▸ Given task
Would you pull out every line of the material that contains the string "innovativi"?

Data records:

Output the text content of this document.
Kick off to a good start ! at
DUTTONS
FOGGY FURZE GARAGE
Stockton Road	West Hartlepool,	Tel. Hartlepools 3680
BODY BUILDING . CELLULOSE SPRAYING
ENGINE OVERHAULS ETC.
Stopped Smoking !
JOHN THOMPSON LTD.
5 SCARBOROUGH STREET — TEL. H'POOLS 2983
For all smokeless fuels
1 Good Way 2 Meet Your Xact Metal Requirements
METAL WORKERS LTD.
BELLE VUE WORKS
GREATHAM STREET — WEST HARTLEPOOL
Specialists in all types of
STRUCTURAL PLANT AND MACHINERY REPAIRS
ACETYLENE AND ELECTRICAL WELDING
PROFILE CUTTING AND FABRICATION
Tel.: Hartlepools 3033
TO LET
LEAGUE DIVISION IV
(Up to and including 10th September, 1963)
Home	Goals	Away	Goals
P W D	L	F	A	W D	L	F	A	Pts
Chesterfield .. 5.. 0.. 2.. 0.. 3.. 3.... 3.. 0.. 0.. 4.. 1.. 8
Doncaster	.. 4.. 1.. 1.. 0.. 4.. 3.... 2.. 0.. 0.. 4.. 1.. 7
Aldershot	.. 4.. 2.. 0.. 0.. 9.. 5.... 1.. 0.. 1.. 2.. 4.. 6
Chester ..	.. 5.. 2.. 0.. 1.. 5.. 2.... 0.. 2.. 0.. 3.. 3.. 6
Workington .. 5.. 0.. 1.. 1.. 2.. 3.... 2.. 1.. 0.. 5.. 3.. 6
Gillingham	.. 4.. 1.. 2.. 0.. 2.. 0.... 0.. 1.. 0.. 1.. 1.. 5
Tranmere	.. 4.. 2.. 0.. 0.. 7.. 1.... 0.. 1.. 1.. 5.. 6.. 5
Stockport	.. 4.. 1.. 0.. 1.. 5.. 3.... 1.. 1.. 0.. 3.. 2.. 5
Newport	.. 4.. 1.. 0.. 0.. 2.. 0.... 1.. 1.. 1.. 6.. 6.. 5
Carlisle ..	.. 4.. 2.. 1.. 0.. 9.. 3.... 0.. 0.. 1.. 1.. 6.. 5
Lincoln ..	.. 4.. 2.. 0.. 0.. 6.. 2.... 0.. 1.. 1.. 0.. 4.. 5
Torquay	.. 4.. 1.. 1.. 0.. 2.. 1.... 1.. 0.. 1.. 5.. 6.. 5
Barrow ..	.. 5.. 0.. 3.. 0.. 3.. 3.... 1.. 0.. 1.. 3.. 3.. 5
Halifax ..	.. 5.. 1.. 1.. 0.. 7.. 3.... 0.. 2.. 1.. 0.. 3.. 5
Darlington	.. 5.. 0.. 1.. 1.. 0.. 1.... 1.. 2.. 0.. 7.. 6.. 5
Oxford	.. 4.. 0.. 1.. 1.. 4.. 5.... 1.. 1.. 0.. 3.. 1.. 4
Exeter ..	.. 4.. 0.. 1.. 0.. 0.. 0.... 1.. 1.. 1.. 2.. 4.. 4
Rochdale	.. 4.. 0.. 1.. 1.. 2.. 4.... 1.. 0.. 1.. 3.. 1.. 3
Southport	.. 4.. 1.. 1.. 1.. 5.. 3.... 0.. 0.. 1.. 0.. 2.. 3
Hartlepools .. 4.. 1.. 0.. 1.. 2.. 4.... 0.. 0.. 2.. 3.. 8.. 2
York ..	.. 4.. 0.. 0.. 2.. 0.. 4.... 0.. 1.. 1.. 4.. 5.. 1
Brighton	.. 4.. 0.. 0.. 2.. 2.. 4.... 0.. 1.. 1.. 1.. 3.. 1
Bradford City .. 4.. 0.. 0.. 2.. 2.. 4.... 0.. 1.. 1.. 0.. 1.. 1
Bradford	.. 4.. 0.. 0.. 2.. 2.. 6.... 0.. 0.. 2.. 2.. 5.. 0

---

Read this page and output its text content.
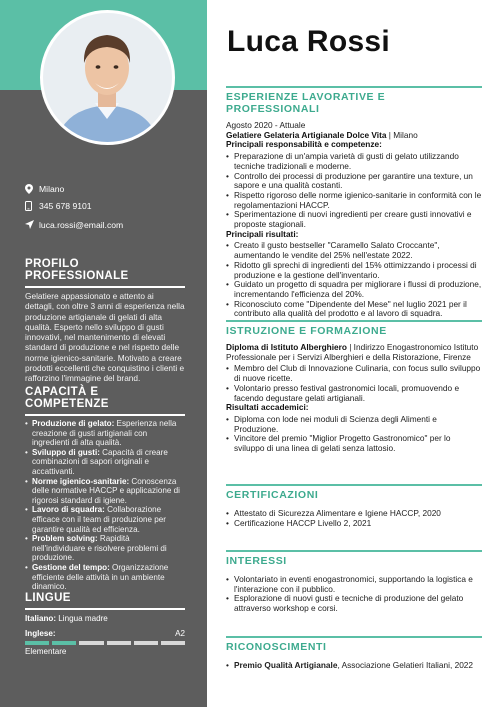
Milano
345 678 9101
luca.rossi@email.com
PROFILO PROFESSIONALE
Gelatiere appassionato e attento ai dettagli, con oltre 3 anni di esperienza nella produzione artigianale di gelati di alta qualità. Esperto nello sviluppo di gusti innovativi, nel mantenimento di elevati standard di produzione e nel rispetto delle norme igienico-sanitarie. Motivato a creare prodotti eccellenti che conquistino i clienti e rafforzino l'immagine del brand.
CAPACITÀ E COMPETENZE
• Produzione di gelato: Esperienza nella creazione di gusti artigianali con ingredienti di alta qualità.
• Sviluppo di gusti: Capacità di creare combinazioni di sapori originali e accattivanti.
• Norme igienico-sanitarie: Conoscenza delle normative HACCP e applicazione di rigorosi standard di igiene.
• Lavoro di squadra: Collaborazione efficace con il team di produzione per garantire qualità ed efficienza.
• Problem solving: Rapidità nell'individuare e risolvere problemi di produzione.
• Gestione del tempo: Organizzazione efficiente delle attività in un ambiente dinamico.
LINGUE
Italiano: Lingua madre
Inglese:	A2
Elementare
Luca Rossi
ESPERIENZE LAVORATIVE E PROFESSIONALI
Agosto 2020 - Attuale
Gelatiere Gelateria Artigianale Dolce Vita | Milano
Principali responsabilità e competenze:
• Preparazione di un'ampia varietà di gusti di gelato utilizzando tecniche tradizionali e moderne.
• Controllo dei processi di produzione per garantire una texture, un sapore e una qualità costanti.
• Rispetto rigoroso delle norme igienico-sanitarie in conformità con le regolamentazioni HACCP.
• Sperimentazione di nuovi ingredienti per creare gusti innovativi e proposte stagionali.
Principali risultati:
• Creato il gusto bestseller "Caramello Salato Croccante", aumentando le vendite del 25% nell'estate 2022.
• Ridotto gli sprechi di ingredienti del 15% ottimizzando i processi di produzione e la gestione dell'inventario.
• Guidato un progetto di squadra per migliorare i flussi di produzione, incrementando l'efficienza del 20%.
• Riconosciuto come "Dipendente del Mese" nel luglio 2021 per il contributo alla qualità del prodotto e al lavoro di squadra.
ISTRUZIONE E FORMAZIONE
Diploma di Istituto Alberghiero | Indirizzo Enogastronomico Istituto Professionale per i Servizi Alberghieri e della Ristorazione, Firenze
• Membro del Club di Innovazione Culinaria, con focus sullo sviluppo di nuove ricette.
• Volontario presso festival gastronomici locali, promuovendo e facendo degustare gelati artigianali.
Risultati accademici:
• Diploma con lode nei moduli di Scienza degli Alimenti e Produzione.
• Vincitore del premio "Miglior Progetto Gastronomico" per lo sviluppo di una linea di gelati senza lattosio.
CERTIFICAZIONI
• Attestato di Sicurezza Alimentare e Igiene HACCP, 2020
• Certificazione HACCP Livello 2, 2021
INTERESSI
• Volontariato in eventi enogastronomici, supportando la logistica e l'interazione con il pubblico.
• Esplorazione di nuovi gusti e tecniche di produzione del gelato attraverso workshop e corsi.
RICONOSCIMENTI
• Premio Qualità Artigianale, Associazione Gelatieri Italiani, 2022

--

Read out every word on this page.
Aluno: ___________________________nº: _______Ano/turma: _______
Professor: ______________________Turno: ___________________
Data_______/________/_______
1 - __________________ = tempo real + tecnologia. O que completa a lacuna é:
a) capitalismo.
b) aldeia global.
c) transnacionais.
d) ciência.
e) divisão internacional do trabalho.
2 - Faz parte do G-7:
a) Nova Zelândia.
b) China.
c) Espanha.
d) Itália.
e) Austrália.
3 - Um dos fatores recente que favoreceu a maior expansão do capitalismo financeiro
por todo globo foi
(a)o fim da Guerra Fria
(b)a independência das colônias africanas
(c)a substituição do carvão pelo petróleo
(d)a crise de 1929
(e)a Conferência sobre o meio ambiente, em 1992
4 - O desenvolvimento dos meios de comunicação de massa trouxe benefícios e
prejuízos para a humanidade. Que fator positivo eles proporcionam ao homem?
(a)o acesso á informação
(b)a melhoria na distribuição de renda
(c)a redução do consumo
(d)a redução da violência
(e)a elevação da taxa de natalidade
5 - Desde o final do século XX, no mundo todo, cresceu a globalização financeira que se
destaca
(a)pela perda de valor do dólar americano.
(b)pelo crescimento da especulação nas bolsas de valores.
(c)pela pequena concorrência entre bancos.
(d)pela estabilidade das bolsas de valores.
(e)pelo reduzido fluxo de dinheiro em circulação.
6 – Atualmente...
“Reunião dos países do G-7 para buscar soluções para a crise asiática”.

▸ Completed task
Gelatiere appassionato e attento ai dettagli, con oltre 3 anni di esperienza nella produzione artigianale di gelati di alta qualità. Esperto nello sviluppo di gusti innovativi, nel mantenimento di elevati standard di produzione e nel rispetto delle norme igienico-sanitarie. Motivato a creare prodotti eccellenti che conquistino i clienti e rafforzino l'immagine del brand.
• Sperimentazione di nuovi ingredienti per creare gusti innovativi e proposte stagionali.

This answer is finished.